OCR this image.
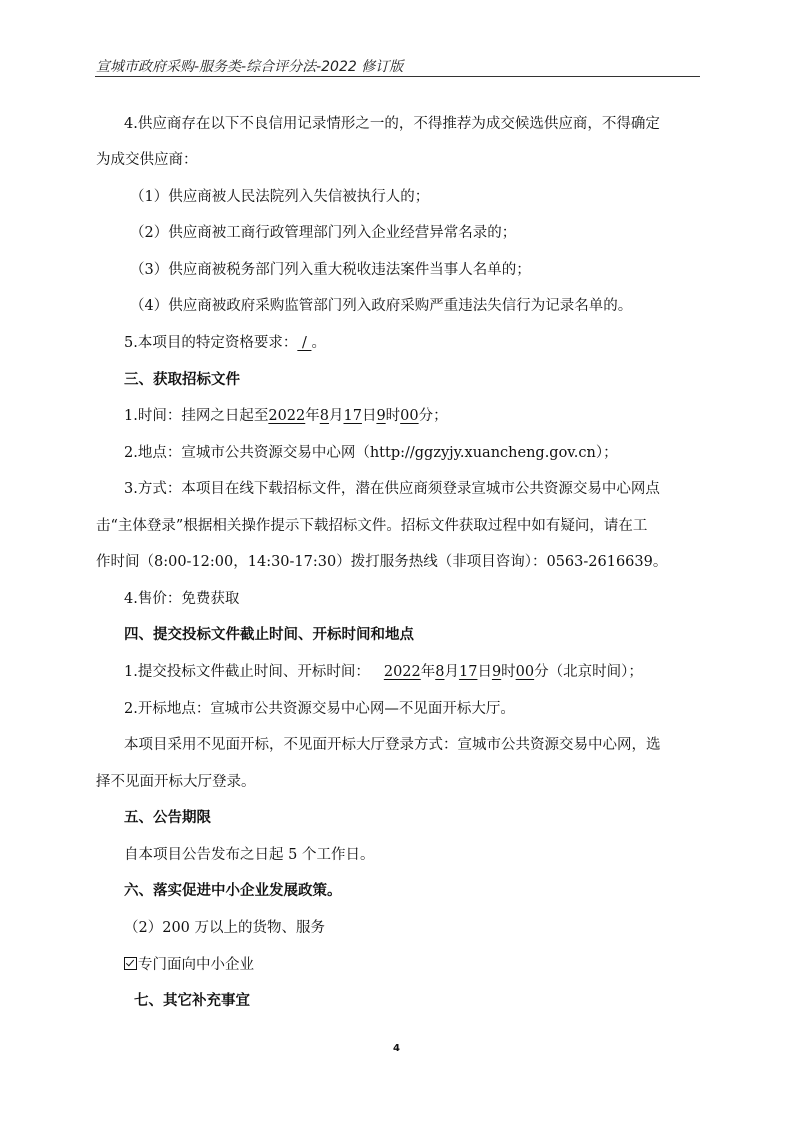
宣城市政府采购-服务类-综合评分法-2022 修订版
4.供应商存在以下不良信用记录情形之一的，不得推荐为成交候选供应商，不得确定
为成交供应商：
（1）供应商被人民法院列入失信被执行人的；
（2）供应商被工商行政管理部门列入企业经营异常名录的；
（3）供应商被税务部门列入重大税收违法案件当事人名单的；
（4）供应商被政府采购监管部门列入政府采购严重违法失信行为记录名单的。
5.本项目的特定资格要求： / 。
三、获取招标文件
1.时间：挂网之日起至2022年8月17日9时00分；
2.地点：宣城市公共资源交易中心网（http://ggzyjy.xuancheng.gov.cn）；
3.方式：本项目在线下载招标文件，潜在供应商须登录宣城市公共资源交易中心网点
击“主体登录”根据相关操作提示下载招标文件。招标文件获取过程中如有疑问，请在工
作时间（8:00-12:00，14:30-17:30）拨打服务热线（非项目咨询）：0563-2616639。
4.售价：免费获取
四、提交投标文件截止时间、开标时间和地点
1.提交投标文件截止时间、开标时间： 2022年8月17日9时00分（北京时间）；
2.开标地点：宣城市公共资源交易中心网—不见面开标大厅。
本项目采用不见面开标，不见面开标大厅登录方式：宣城市公共资源交易中心网，选
择不见面开标大厅登录。
五、公告期限
自本项目公告发布之日起 5 个工作日。
六、落实促进中小企业发展政策。
（2）200 万以上的货物、服务
专门面向中小企业
七、其它补充事宜
4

» **WHAT IS BEING ASKED**: Pull out every line above that holds the word "提交投标文件截止时间".

» **RESPONSE TO THIS EXERCISE**:
四、提交投标文件截止时间、开标时间和地点
1.提交投标文件截止时间、开标时间： 2022年8月17日9时00分（北京时间）；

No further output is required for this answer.